Task:
Output the material from the line containing "leader-line-other xyxy=(355,562,388,571)" up to and including the line containing "slice-label-gas: Gas xyxy=(928,283,972,310)", reproducing each line unchanged.

[Rows from a layout dataset]
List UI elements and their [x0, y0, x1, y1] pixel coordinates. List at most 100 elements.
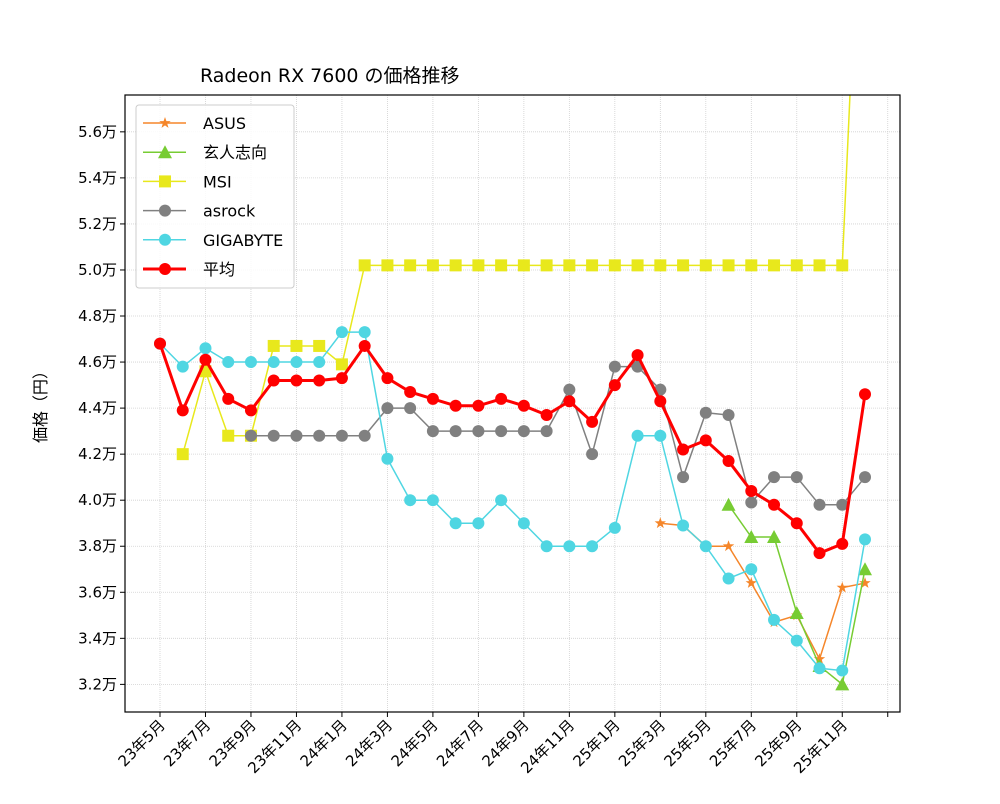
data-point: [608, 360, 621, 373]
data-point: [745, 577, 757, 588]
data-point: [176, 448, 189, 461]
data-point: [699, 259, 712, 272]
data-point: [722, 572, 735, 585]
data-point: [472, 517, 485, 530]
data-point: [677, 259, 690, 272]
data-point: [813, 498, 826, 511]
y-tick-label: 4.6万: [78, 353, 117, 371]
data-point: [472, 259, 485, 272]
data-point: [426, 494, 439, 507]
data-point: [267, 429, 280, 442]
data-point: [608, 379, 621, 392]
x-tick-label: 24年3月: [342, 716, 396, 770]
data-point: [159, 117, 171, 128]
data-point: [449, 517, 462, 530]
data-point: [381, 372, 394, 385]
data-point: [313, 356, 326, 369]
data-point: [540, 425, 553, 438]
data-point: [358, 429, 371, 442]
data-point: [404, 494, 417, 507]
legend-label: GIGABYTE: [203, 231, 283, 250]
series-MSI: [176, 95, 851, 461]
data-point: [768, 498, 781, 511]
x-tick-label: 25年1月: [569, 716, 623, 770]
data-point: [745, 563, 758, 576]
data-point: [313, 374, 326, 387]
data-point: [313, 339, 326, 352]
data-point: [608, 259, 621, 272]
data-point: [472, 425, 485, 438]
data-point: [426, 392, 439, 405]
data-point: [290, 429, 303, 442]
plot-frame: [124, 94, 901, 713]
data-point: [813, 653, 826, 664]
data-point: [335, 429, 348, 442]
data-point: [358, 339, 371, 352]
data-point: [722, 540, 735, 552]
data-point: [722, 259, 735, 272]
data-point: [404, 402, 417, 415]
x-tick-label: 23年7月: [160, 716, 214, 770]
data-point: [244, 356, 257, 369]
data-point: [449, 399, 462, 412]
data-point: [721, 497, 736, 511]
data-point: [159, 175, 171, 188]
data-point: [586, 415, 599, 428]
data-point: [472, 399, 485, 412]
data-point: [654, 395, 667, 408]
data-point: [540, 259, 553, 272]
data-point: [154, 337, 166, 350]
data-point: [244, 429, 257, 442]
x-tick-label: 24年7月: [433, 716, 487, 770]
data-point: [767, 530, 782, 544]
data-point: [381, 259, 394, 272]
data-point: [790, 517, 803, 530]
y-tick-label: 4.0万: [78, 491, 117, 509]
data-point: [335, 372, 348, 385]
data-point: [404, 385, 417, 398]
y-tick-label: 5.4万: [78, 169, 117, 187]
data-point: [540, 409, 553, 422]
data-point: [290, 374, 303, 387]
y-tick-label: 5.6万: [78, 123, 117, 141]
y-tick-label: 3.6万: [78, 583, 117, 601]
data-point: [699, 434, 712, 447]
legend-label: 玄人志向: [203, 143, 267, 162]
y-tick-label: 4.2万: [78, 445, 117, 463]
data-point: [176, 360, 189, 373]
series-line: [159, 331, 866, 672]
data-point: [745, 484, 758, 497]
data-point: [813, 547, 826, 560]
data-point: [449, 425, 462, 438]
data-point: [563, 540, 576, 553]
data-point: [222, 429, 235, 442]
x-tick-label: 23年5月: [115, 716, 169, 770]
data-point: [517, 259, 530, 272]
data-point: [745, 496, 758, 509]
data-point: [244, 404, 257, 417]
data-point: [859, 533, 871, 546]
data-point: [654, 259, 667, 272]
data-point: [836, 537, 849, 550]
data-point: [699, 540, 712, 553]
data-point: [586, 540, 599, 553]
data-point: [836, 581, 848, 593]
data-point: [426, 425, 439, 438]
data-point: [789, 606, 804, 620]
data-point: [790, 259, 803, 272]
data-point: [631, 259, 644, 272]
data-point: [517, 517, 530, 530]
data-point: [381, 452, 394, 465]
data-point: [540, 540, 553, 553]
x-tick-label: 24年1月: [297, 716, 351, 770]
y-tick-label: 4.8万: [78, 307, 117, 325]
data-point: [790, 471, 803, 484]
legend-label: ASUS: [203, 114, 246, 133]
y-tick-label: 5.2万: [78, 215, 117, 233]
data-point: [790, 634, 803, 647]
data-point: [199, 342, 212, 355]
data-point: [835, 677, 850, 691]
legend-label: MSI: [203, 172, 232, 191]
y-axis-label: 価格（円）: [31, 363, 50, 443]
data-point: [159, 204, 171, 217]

* * *

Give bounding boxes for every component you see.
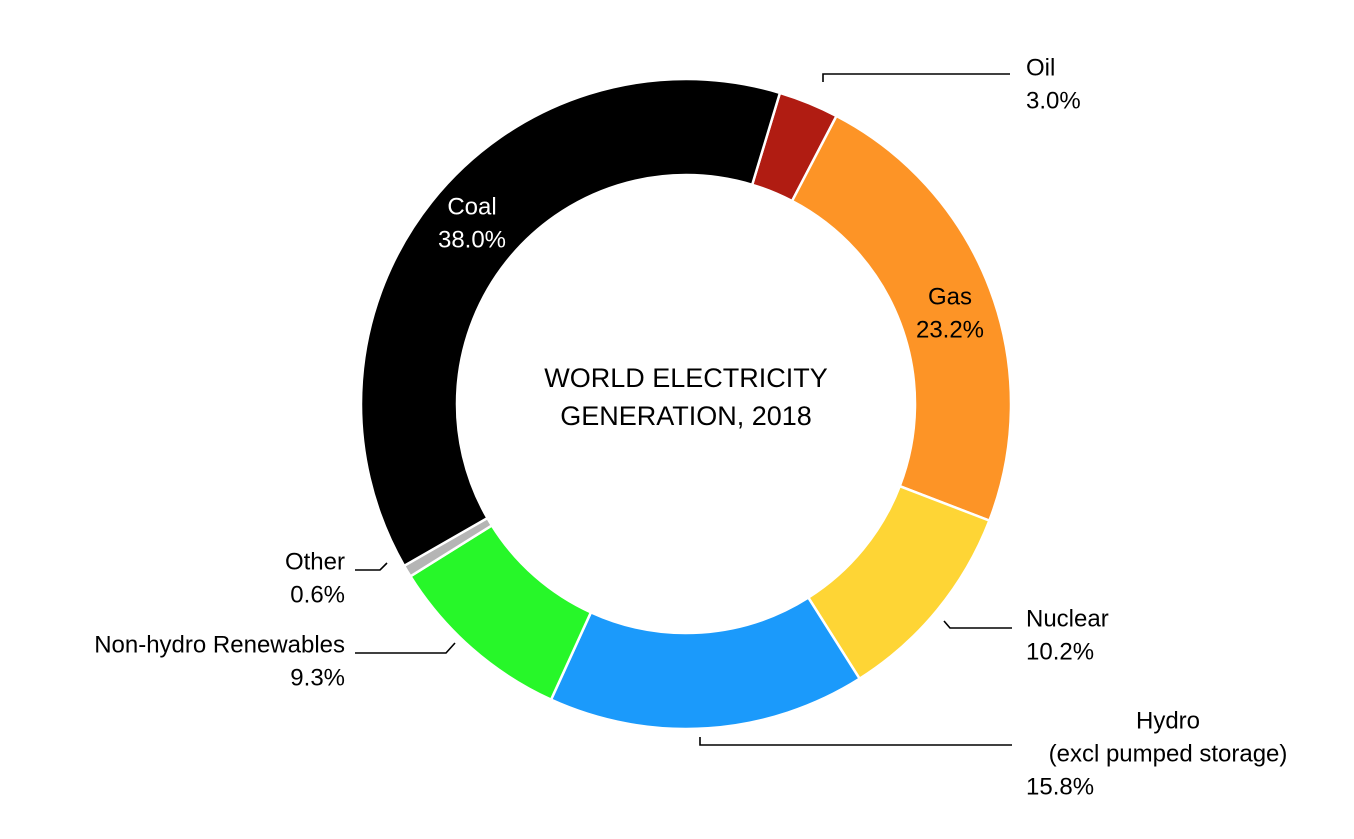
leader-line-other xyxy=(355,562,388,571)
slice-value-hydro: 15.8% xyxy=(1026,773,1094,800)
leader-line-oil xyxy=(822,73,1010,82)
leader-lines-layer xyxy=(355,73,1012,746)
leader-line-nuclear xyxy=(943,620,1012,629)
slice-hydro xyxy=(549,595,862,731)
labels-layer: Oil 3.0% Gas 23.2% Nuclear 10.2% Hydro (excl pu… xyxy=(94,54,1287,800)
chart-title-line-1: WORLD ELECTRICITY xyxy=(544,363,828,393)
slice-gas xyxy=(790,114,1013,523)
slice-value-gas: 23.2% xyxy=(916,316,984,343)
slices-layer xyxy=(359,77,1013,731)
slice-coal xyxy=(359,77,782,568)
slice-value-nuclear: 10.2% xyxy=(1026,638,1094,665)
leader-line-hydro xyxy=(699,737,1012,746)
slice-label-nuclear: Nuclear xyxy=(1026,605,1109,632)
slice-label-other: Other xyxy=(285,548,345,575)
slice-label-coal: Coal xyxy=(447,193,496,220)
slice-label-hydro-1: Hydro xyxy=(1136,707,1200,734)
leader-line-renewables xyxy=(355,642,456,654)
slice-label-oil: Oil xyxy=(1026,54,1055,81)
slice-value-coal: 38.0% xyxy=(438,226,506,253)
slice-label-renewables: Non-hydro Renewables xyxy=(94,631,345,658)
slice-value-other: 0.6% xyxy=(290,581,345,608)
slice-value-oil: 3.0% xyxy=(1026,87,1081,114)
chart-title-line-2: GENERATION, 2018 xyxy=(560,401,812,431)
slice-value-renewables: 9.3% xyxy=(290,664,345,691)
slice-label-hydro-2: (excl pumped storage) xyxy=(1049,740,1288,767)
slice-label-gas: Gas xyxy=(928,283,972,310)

Written response:
leader-line-other xyxy=(355,562,388,571)
slice-value-hydro: 15.8% xyxy=(1026,773,1094,800)
leader-line-oil xyxy=(822,73,1010,82)
leader-lines-layer xyxy=(355,73,1012,746)
leader-line-nuclear xyxy=(943,620,1012,629)
slice-hydro xyxy=(549,595,862,731)
labels-layer: Oil 3.0% Gas 23.2% Nuclear 10.2% Hydro (excl pu… xyxy=(94,54,1287,800)
chart-title-line-1: WORLD ELECTRICITY xyxy=(544,363,828,393)
slice-gas xyxy=(790,114,1013,523)
slice-value-gas: 23.2% xyxy=(916,316,984,343)
slices-layer xyxy=(359,77,1013,731)
slice-coal xyxy=(359,77,782,568)
slice-value-nuclear: 10.2% xyxy=(1026,638,1094,665)
leader-line-hydro xyxy=(699,737,1012,746)
slice-label-nuclear: Nuclear xyxy=(1026,605,1109,632)
slice-label-other: Other xyxy=(285,548,345,575)
slice-label-coal: Coal xyxy=(447,193,496,220)
slice-label-hydro-1: Hydro xyxy=(1136,707,1200,734)
leader-line-renewables xyxy=(355,642,456,654)
slice-label-oil: Oil xyxy=(1026,54,1055,81)
slice-value-coal: 38.0% xyxy=(438,226,506,253)
slice-label-renewables: Non-hydro Renewables xyxy=(94,631,345,658)
slice-value-other: 0.6% xyxy=(290,581,345,608)
slice-value-oil: 3.0% xyxy=(1026,87,1081,114)
chart-title-line-2: GENERATION, 2018 xyxy=(560,401,812,431)
slice-value-renewables: 9.3% xyxy=(290,664,345,691)
slice-label-hydro-2: (excl pumped storage) xyxy=(1049,740,1288,767)
slice-label-gas: Gas xyxy=(928,283,972,310)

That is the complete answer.